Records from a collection
>>>

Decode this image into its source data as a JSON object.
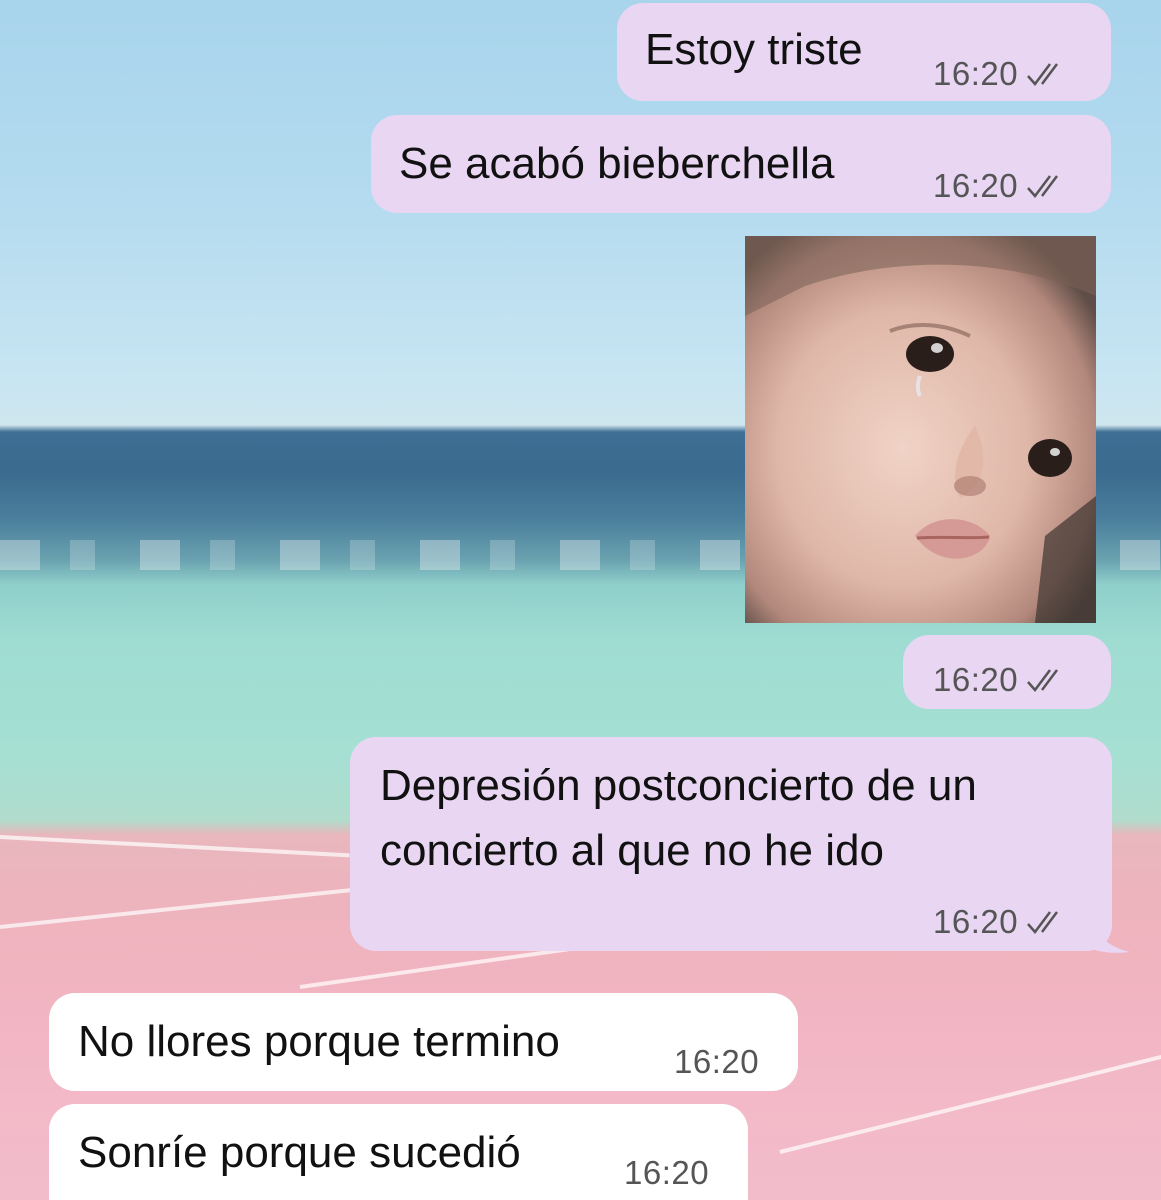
{
  "messages": [
    {
      "id": "m1",
      "direction": "outgoing",
      "text": "Estoy triste",
      "time": "16:20",
      "status": "read"
    },
    {
      "id": "m2",
      "direction": "outgoing",
      "text": "Se acabó bieberchella",
      "time": "16:20",
      "status": "read"
    },
    {
      "id": "m3",
      "direction": "outgoing",
      "type": "image",
      "image_description": "crying-baby-photo",
      "time": "16:20",
      "status": "read"
    },
    {
      "id": "m4",
      "direction": "outgoing",
      "text_lines": [
        "Depresión postconcierto de un",
        "concierto al que no he ido"
      ],
      "time": "16:20",
      "status": "read"
    },
    {
      "id": "m5",
      "direction": "incoming",
      "text": "No llores porque termino",
      "time": "16:20"
    },
    {
      "id": "m6",
      "direction": "incoming",
      "text": "Sonríe porque sucedió",
      "time": "16:20"
    }
  ],
  "colors": {
    "outgoing_bubble": "#e9d6f3",
    "incoming_bubble": "#ffffff",
    "text": "#111111",
    "timestamp": "#555555"
  },
  "icons": {
    "read_receipt": "double-check-icon"
  }
}
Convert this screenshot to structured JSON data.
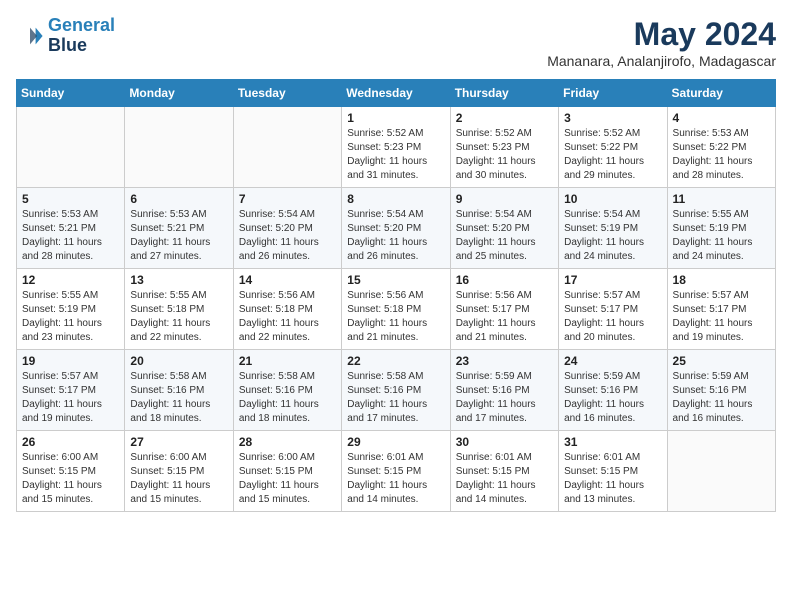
{
  "header": {
    "logo_line1": "General",
    "logo_line2": "Blue",
    "month": "May 2024",
    "location": "Mananara, Analanjirofo, Madagascar"
  },
  "weekdays": [
    "Sunday",
    "Monday",
    "Tuesday",
    "Wednesday",
    "Thursday",
    "Friday",
    "Saturday"
  ],
  "weeks": [
    [
      {
        "day": "",
        "info": ""
      },
      {
        "day": "",
        "info": ""
      },
      {
        "day": "",
        "info": ""
      },
      {
        "day": "1",
        "info": "Sunrise: 5:52 AM\nSunset: 5:23 PM\nDaylight: 11 hours\nand 31 minutes."
      },
      {
        "day": "2",
        "info": "Sunrise: 5:52 AM\nSunset: 5:23 PM\nDaylight: 11 hours\nand 30 minutes."
      },
      {
        "day": "3",
        "info": "Sunrise: 5:52 AM\nSunset: 5:22 PM\nDaylight: 11 hours\nand 29 minutes."
      },
      {
        "day": "4",
        "info": "Sunrise: 5:53 AM\nSunset: 5:22 PM\nDaylight: 11 hours\nand 28 minutes."
      }
    ],
    [
      {
        "day": "5",
        "info": "Sunrise: 5:53 AM\nSunset: 5:21 PM\nDaylight: 11 hours\nand 28 minutes."
      },
      {
        "day": "6",
        "info": "Sunrise: 5:53 AM\nSunset: 5:21 PM\nDaylight: 11 hours\nand 27 minutes."
      },
      {
        "day": "7",
        "info": "Sunrise: 5:54 AM\nSunset: 5:20 PM\nDaylight: 11 hours\nand 26 minutes."
      },
      {
        "day": "8",
        "info": "Sunrise: 5:54 AM\nSunset: 5:20 PM\nDaylight: 11 hours\nand 26 minutes."
      },
      {
        "day": "9",
        "info": "Sunrise: 5:54 AM\nSunset: 5:20 PM\nDaylight: 11 hours\nand 25 minutes."
      },
      {
        "day": "10",
        "info": "Sunrise: 5:54 AM\nSunset: 5:19 PM\nDaylight: 11 hours\nand 24 minutes."
      },
      {
        "day": "11",
        "info": "Sunrise: 5:55 AM\nSunset: 5:19 PM\nDaylight: 11 hours\nand 24 minutes."
      }
    ],
    [
      {
        "day": "12",
        "info": "Sunrise: 5:55 AM\nSunset: 5:19 PM\nDaylight: 11 hours\nand 23 minutes."
      },
      {
        "day": "13",
        "info": "Sunrise: 5:55 AM\nSunset: 5:18 PM\nDaylight: 11 hours\nand 22 minutes."
      },
      {
        "day": "14",
        "info": "Sunrise: 5:56 AM\nSunset: 5:18 PM\nDaylight: 11 hours\nand 22 minutes."
      },
      {
        "day": "15",
        "info": "Sunrise: 5:56 AM\nSunset: 5:18 PM\nDaylight: 11 hours\nand 21 minutes."
      },
      {
        "day": "16",
        "info": "Sunrise: 5:56 AM\nSunset: 5:17 PM\nDaylight: 11 hours\nand 21 minutes."
      },
      {
        "day": "17",
        "info": "Sunrise: 5:57 AM\nSunset: 5:17 PM\nDaylight: 11 hours\nand 20 minutes."
      },
      {
        "day": "18",
        "info": "Sunrise: 5:57 AM\nSunset: 5:17 PM\nDaylight: 11 hours\nand 19 minutes."
      }
    ],
    [
      {
        "day": "19",
        "info": "Sunrise: 5:57 AM\nSunset: 5:17 PM\nDaylight: 11 hours\nand 19 minutes."
      },
      {
        "day": "20",
        "info": "Sunrise: 5:58 AM\nSunset: 5:16 PM\nDaylight: 11 hours\nand 18 minutes."
      },
      {
        "day": "21",
        "info": "Sunrise: 5:58 AM\nSunset: 5:16 PM\nDaylight: 11 hours\nand 18 minutes."
      },
      {
        "day": "22",
        "info": "Sunrise: 5:58 AM\nSunset: 5:16 PM\nDaylight: 11 hours\nand 17 minutes."
      },
      {
        "day": "23",
        "info": "Sunrise: 5:59 AM\nSunset: 5:16 PM\nDaylight: 11 hours\nand 17 minutes."
      },
      {
        "day": "24",
        "info": "Sunrise: 5:59 AM\nSunset: 5:16 PM\nDaylight: 11 hours\nand 16 minutes."
      },
      {
        "day": "25",
        "info": "Sunrise: 5:59 AM\nSunset: 5:16 PM\nDaylight: 11 hours\nand 16 minutes."
      }
    ],
    [
      {
        "day": "26",
        "info": "Sunrise: 6:00 AM\nSunset: 5:15 PM\nDaylight: 11 hours\nand 15 minutes."
      },
      {
        "day": "27",
        "info": "Sunrise: 6:00 AM\nSunset: 5:15 PM\nDaylight: 11 hours\nand 15 minutes."
      },
      {
        "day": "28",
        "info": "Sunrise: 6:00 AM\nSunset: 5:15 PM\nDaylight: 11 hours\nand 15 minutes."
      },
      {
        "day": "29",
        "info": "Sunrise: 6:01 AM\nSunset: 5:15 PM\nDaylight: 11 hours\nand 14 minutes."
      },
      {
        "day": "30",
        "info": "Sunrise: 6:01 AM\nSunset: 5:15 PM\nDaylight: 11 hours\nand 14 minutes."
      },
      {
        "day": "31",
        "info": "Sunrise: 6:01 AM\nSunset: 5:15 PM\nDaylight: 11 hours\nand 13 minutes."
      },
      {
        "day": "",
        "info": ""
      }
    ]
  ]
}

<<<

The task :: Give back the whole listing as it stands, minus its pictures.

Exercise solution ::
Decode this image into its source data as a JSON object.
{
  "messages": [
    {
      "id": "m1",
      "direction": "outgoing",
      "text": "Estoy triste",
      "time": "16:20",
      "status": "read"
    },
    {
      "id": "m2",
      "direction": "outgoing",
      "text": "Se acabó bieberchella",
      "time": "16:20",
      "status": "read"
    },
    {
      "id": "m3",
      "direction": "outgoing",
      "type": "image",
      "image_description": "crying-baby-photo",
      "time": "16:20",
      "status": "read"
    },
    {
      "id": "m4",
      "direction": "outgoing",
      "text_lines": [
        "Depresión postconcierto de un",
        "concierto al que no he ido"
      ],
      "time": "16:20",
      "status": "read"
    },
    {
      "id": "m5",
      "direction": "incoming",
      "text": "No llores porque termino",
      "time": "16:20"
    },
    {
      "id": "m6",
      "direction": "incoming",
      "text": "Sonríe porque sucedió",
      "time": "16:20"
    }
  ],
  "colors": {
    "outgoing_bubble": "#e9d6f3",
    "incoming_bubble": "#ffffff",
    "text": "#111111",
    "timestamp": "#555555"
  },
  "icons": {
    "read_receipt": "double-check-icon"
  }
}
Convert this screenshot to structured JSON data.
{
  "header": {
    "logo_line1": "General",
    "logo_line2": "Blue",
    "month": "May 2024",
    "location": "Mananara, Analanjirofo, Madagascar"
  },
  "weekdays": [
    "Sunday",
    "Monday",
    "Tuesday",
    "Wednesday",
    "Thursday",
    "Friday",
    "Saturday"
  ],
  "weeks": [
    [
      {
        "day": "",
        "info": ""
      },
      {
        "day": "",
        "info": ""
      },
      {
        "day": "",
        "info": ""
      },
      {
        "day": "1",
        "info": "Sunrise: 5:52 AM\nSunset: 5:23 PM\nDaylight: 11 hours\nand 31 minutes."
      },
      {
        "day": "2",
        "info": "Sunrise: 5:52 AM\nSunset: 5:23 PM\nDaylight: 11 hours\nand 30 minutes."
      },
      {
        "day": "3",
        "info": "Sunrise: 5:52 AM\nSunset: 5:22 PM\nDaylight: 11 hours\nand 29 minutes."
      },
      {
        "day": "4",
        "info": "Sunrise: 5:53 AM\nSunset: 5:22 PM\nDaylight: 11 hours\nand 28 minutes."
      }
    ],
    [
      {
        "day": "5",
        "info": "Sunrise: 5:53 AM\nSunset: 5:21 PM\nDaylight: 11 hours\nand 28 minutes."
      },
      {
        "day": "6",
        "info": "Sunrise: 5:53 AM\nSunset: 5:21 PM\nDaylight: 11 hours\nand 27 minutes."
      },
      {
        "day": "7",
        "info": "Sunrise: 5:54 AM\nSunset: 5:20 PM\nDaylight: 11 hours\nand 26 minutes."
      },
      {
        "day": "8",
        "info": "Sunrise: 5:54 AM\nSunset: 5:20 PM\nDaylight: 11 hours\nand 26 minutes."
      },
      {
        "day": "9",
        "info": "Sunrise: 5:54 AM\nSunset: 5:20 PM\nDaylight: 11 hours\nand 25 minutes."
      },
      {
        "day": "10",
        "info": "Sunrise: 5:54 AM\nSunset: 5:19 PM\nDaylight: 11 hours\nand 24 minutes."
      },
      {
        "day": "11",
        "info": "Sunrise: 5:55 AM\nSunset: 5:19 PM\nDaylight: 11 hours\nand 24 minutes."
      }
    ],
    [
      {
        "day": "12",
        "info": "Sunrise: 5:55 AM\nSunset: 5:19 PM\nDaylight: 11 hours\nand 23 minutes."
      },
      {
        "day": "13",
        "info": "Sunrise: 5:55 AM\nSunset: 5:18 PM\nDaylight: 11 hours\nand 22 minutes."
      },
      {
        "day": "14",
        "info": "Sunrise: 5:56 AM\nSunset: 5:18 PM\nDaylight: 11 hours\nand 22 minutes."
      },
      {
        "day": "15",
        "info": "Sunrise: 5:56 AM\nSunset: 5:18 PM\nDaylight: 11 hours\nand 21 minutes."
      },
      {
        "day": "16",
        "info": "Sunrise: 5:56 AM\nSunset: 5:17 PM\nDaylight: 11 hours\nand 21 minutes."
      },
      {
        "day": "17",
        "info": "Sunrise: 5:57 AM\nSunset: 5:17 PM\nDaylight: 11 hours\nand 20 minutes."
      },
      {
        "day": "18",
        "info": "Sunrise: 5:57 AM\nSunset: 5:17 PM\nDaylight: 11 hours\nand 19 minutes."
      }
    ],
    [
      {
        "day": "19",
        "info": "Sunrise: 5:57 AM\nSunset: 5:17 PM\nDaylight: 11 hours\nand 19 minutes."
      },
      {
        "day": "20",
        "info": "Sunrise: 5:58 AM\nSunset: 5:16 PM\nDaylight: 11 hours\nand 18 minutes."
      },
      {
        "day": "21",
        "info": "Sunrise: 5:58 AM\nSunset: 5:16 PM\nDaylight: 11 hours\nand 18 minutes."
      },
      {
        "day": "22",
        "info": "Sunrise: 5:58 AM\nSunset: 5:16 PM\nDaylight: 11 hours\nand 17 minutes."
      },
      {
        "day": "23",
        "info": "Sunrise: 5:59 AM\nSunset: 5:16 PM\nDaylight: 11 hours\nand 17 minutes."
      },
      {
        "day": "24",
        "info": "Sunrise: 5:59 AM\nSunset: 5:16 PM\nDaylight: 11 hours\nand 16 minutes."
      },
      {
        "day": "25",
        "info": "Sunrise: 5:59 AM\nSunset: 5:16 PM\nDaylight: 11 hours\nand 16 minutes."
      }
    ],
    [
      {
        "day": "26",
        "info": "Sunrise: 6:00 AM\nSunset: 5:15 PM\nDaylight: 11 hours\nand 15 minutes."
      },
      {
        "day": "27",
        "info": "Sunrise: 6:00 AM\nSunset: 5:15 PM\nDaylight: 11 hours\nand 15 minutes."
      },
      {
        "day": "28",
        "info": "Sunrise: 6:00 AM\nSunset: 5:15 PM\nDaylight: 11 hours\nand 15 minutes."
      },
      {
        "day": "29",
        "info": "Sunrise: 6:01 AM\nSunset: 5:15 PM\nDaylight: 11 hours\nand 14 minutes."
      },
      {
        "day": "30",
        "info": "Sunrise: 6:01 AM\nSunset: 5:15 PM\nDaylight: 11 hours\nand 14 minutes."
      },
      {
        "day": "31",
        "info": "Sunrise: 6:01 AM\nSunset: 5:15 PM\nDaylight: 11 hours\nand 13 minutes."
      },
      {
        "day": "",
        "info": ""
      }
    ]
  ]
}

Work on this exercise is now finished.